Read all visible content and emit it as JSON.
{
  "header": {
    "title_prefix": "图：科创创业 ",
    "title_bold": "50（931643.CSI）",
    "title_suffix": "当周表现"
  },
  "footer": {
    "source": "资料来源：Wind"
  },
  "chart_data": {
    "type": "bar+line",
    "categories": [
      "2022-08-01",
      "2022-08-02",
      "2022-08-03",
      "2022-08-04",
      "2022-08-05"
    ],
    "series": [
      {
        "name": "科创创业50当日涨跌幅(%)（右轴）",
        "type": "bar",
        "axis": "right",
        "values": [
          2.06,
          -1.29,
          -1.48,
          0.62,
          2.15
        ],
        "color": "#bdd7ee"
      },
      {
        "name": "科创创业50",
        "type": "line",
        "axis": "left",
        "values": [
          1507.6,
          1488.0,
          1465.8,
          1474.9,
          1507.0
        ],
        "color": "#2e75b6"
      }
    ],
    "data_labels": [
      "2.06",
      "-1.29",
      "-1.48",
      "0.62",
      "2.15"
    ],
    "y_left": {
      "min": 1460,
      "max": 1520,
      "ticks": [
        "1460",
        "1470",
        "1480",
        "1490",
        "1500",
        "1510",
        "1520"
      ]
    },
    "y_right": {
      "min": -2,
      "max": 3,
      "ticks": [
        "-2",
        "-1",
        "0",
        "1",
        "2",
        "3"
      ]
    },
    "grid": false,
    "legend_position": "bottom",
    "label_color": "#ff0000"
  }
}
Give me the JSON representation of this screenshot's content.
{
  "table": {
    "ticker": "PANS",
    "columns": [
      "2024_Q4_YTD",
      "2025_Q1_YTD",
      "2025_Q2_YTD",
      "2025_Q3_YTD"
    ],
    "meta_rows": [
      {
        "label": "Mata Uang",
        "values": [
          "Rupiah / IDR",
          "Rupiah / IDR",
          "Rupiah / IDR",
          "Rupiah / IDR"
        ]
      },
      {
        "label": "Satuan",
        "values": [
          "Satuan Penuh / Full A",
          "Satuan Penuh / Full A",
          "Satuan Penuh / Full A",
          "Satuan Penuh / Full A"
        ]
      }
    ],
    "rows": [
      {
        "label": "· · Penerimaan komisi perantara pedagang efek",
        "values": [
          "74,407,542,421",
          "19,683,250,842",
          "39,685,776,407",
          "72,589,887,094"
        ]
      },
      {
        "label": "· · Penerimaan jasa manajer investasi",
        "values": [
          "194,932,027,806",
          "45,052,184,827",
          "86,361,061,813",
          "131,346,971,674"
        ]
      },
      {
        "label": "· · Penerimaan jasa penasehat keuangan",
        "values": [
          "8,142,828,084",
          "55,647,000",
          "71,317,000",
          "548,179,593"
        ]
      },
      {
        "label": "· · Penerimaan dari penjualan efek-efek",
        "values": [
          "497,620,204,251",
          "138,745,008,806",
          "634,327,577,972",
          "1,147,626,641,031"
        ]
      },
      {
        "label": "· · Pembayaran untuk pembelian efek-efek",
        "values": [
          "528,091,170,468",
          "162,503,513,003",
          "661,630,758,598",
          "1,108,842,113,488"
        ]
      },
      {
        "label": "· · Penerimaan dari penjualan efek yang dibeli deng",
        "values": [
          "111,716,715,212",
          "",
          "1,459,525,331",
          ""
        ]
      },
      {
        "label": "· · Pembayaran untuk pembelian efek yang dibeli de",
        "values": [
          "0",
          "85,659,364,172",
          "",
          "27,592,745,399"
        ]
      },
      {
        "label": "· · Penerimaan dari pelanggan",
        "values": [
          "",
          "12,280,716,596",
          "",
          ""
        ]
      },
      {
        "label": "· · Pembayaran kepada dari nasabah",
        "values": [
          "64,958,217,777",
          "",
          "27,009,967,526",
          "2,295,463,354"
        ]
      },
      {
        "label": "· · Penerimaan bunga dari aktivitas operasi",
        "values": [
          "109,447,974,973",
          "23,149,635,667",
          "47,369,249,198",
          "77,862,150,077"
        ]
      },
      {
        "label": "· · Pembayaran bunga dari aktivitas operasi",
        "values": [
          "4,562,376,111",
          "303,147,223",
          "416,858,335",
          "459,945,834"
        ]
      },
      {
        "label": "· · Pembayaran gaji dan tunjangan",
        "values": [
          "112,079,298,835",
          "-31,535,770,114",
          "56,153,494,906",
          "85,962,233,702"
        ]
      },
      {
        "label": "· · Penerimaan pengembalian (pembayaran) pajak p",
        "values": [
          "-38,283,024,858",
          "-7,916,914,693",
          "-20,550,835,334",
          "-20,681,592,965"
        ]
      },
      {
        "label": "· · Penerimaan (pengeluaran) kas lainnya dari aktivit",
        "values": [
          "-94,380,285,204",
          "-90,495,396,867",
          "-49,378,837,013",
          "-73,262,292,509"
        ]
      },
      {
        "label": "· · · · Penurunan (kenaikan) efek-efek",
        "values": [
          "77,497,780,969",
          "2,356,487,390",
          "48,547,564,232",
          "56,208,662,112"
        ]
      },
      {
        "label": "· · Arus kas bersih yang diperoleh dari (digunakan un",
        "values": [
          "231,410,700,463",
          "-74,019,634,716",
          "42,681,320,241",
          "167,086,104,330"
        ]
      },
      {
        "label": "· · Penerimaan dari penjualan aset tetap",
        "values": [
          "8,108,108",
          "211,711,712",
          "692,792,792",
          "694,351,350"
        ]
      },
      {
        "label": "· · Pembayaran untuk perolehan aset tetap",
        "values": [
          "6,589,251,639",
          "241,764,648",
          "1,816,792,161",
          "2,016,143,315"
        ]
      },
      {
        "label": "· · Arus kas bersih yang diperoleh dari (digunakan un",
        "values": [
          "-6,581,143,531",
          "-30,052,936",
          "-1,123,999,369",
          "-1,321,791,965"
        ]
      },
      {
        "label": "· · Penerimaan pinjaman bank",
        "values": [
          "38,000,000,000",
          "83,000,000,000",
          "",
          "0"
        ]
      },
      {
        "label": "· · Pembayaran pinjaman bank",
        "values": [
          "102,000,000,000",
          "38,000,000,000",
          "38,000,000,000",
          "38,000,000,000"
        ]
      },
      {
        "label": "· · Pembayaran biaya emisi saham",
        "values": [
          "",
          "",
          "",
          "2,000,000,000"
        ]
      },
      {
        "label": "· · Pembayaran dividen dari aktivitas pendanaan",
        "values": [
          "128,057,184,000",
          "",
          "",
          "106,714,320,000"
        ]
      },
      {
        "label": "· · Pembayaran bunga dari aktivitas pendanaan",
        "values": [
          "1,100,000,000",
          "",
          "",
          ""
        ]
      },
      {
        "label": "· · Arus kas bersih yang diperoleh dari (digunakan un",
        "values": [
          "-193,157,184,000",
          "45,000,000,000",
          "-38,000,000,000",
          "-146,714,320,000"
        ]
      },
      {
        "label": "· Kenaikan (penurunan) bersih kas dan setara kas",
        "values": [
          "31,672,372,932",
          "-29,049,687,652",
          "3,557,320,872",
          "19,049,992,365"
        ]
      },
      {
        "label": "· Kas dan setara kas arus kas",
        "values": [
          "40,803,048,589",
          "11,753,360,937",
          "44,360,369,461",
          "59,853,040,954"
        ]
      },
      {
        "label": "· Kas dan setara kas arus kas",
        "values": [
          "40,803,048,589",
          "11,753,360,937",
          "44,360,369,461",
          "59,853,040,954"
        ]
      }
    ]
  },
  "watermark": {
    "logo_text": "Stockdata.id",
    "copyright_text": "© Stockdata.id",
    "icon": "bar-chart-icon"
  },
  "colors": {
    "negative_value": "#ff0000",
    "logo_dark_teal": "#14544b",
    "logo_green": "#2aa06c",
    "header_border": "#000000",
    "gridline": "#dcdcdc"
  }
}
• • • • • • •
■ **BRIEF**
How many lines of the data hold the string "aset"? Reply with the number alone.

■ **RESULT OF THE TASK**
2